▶ _DIRECTIONS FOR THIS TASK_
Give the number of lines that contain the string "coût", please, and nothing else.

▶ _DATA RECORDS_
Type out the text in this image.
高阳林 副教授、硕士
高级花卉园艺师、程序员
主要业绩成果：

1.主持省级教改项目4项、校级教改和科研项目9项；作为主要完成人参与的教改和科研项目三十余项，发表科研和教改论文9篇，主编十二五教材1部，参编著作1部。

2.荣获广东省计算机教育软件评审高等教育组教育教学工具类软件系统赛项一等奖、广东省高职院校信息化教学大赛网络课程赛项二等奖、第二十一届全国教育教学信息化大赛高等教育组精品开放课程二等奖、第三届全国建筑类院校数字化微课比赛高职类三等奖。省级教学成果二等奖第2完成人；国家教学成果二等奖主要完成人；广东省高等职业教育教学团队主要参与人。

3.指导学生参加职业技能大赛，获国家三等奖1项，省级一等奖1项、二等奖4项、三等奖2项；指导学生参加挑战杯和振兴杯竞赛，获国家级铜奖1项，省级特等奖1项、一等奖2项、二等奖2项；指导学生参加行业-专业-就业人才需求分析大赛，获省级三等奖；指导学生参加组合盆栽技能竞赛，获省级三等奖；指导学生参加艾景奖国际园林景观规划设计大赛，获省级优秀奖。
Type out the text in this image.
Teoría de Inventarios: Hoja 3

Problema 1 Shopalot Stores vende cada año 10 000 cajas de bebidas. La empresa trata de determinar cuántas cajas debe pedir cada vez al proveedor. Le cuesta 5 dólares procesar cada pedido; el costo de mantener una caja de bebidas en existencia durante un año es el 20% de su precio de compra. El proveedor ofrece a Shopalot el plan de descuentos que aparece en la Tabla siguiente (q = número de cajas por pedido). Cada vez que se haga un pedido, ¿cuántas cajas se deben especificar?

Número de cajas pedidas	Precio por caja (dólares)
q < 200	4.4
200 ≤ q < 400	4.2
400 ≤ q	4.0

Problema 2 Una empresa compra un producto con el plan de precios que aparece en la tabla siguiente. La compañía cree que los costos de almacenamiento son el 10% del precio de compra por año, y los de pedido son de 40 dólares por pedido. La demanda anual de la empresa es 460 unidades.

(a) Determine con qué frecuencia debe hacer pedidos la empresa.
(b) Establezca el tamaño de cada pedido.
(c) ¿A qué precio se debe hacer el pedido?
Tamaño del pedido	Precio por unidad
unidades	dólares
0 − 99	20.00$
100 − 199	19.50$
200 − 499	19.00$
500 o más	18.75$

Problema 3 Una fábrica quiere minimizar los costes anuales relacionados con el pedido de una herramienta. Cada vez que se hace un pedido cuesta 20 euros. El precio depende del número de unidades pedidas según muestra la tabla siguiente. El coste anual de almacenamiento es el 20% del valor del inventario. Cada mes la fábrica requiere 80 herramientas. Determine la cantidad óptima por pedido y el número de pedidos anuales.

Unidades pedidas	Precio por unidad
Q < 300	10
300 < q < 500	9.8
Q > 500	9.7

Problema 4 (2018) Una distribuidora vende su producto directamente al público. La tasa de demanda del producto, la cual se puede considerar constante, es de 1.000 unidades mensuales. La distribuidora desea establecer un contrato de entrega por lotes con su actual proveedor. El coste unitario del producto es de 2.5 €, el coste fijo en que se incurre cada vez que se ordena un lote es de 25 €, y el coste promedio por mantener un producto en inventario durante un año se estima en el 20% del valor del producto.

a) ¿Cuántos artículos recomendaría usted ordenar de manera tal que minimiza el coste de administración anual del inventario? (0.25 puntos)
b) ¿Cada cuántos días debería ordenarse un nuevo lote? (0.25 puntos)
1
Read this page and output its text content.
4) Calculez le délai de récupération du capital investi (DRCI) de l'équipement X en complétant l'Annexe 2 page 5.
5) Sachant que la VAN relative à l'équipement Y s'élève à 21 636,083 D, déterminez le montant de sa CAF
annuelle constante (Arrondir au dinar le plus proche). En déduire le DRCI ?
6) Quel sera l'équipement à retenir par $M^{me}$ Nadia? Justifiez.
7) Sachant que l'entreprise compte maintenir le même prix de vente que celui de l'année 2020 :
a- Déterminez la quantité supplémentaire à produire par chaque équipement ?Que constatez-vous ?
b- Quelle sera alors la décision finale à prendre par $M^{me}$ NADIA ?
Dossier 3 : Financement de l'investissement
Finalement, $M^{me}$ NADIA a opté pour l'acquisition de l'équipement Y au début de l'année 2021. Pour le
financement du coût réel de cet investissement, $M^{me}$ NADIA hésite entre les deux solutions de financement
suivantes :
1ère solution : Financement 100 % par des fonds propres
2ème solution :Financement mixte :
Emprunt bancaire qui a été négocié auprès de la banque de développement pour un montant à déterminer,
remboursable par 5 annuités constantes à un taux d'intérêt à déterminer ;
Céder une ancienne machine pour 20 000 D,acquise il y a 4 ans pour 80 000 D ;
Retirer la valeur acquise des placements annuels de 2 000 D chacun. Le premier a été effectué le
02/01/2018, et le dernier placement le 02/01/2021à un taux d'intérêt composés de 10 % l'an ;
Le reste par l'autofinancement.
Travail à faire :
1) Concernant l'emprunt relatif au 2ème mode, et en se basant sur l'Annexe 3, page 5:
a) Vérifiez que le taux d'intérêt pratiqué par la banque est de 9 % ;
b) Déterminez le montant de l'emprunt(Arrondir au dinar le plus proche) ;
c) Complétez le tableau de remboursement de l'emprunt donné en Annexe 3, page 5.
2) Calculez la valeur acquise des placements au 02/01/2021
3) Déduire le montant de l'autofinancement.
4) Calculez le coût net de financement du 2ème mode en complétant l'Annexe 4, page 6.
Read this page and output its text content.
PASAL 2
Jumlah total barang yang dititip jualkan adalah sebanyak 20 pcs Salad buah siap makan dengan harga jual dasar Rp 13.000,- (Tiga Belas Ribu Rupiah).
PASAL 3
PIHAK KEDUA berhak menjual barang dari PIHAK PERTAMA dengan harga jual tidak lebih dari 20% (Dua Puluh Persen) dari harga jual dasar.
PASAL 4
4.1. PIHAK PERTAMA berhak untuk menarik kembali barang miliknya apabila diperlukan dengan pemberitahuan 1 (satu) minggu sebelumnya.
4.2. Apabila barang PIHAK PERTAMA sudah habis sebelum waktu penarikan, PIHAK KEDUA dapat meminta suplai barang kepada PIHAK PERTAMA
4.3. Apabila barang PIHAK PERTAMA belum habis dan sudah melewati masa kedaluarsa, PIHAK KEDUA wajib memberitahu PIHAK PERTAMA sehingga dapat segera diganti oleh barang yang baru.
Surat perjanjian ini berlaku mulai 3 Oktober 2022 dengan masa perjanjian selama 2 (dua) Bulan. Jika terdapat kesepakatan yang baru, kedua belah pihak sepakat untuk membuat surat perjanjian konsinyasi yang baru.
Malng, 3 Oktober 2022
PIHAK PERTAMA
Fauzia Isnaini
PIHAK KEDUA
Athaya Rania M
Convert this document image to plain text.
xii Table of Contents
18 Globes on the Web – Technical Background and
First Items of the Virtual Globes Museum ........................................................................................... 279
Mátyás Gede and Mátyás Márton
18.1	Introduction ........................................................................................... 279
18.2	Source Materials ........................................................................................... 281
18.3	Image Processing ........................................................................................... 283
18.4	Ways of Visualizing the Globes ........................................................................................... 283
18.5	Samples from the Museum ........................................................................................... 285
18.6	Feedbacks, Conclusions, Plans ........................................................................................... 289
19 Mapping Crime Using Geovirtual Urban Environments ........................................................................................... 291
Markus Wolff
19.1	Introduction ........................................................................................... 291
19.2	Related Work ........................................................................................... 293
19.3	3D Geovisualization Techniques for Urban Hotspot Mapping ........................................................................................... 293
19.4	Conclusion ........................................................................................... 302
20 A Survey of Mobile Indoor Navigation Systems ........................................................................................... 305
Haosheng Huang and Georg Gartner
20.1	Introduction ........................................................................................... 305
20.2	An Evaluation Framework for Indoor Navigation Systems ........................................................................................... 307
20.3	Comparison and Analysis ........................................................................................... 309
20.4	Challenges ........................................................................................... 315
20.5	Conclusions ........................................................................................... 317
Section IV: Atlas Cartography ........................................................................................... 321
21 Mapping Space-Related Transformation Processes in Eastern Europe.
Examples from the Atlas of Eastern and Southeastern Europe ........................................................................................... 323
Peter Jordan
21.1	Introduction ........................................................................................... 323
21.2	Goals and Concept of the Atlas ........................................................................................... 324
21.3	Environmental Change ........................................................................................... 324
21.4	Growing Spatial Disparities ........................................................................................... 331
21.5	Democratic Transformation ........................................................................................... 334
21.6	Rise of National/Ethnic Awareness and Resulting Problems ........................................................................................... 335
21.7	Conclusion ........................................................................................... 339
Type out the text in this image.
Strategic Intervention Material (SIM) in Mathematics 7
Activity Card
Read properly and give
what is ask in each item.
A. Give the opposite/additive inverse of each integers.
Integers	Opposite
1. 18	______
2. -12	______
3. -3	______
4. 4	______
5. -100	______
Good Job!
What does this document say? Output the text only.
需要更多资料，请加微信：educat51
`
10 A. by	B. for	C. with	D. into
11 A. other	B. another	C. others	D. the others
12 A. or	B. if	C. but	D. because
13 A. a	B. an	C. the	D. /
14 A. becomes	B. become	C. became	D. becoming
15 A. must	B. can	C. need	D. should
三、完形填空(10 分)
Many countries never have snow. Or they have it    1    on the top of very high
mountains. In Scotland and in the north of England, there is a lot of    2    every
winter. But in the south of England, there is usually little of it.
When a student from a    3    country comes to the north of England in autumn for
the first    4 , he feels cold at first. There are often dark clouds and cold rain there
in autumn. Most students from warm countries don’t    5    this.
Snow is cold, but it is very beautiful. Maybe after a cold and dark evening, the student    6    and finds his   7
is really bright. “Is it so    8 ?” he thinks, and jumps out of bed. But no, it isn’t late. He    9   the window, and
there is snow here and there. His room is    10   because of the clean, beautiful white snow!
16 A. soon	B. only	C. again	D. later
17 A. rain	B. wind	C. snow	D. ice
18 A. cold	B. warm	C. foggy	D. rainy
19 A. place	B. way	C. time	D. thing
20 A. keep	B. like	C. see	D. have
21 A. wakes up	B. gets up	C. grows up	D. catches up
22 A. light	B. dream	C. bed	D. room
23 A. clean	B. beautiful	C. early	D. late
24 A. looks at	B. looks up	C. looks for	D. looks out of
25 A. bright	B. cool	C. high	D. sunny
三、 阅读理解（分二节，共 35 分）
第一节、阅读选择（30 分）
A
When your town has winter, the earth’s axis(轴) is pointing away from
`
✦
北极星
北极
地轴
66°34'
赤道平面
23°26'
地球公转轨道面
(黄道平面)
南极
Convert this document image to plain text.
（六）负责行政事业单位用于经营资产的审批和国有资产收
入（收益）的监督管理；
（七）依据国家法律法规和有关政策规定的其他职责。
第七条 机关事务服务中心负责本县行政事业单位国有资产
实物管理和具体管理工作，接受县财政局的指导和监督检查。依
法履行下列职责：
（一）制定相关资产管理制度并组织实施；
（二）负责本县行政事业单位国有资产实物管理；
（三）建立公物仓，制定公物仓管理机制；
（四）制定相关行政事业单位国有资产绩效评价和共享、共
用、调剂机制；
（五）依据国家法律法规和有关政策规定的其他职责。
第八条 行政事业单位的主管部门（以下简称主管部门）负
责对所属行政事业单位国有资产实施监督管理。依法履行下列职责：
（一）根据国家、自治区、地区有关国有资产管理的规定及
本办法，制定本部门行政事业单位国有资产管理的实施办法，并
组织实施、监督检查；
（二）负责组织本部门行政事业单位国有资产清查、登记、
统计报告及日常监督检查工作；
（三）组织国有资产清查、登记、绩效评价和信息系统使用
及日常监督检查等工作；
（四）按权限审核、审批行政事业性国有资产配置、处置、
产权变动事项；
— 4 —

▶ _WRITTEN SOLUTION_
2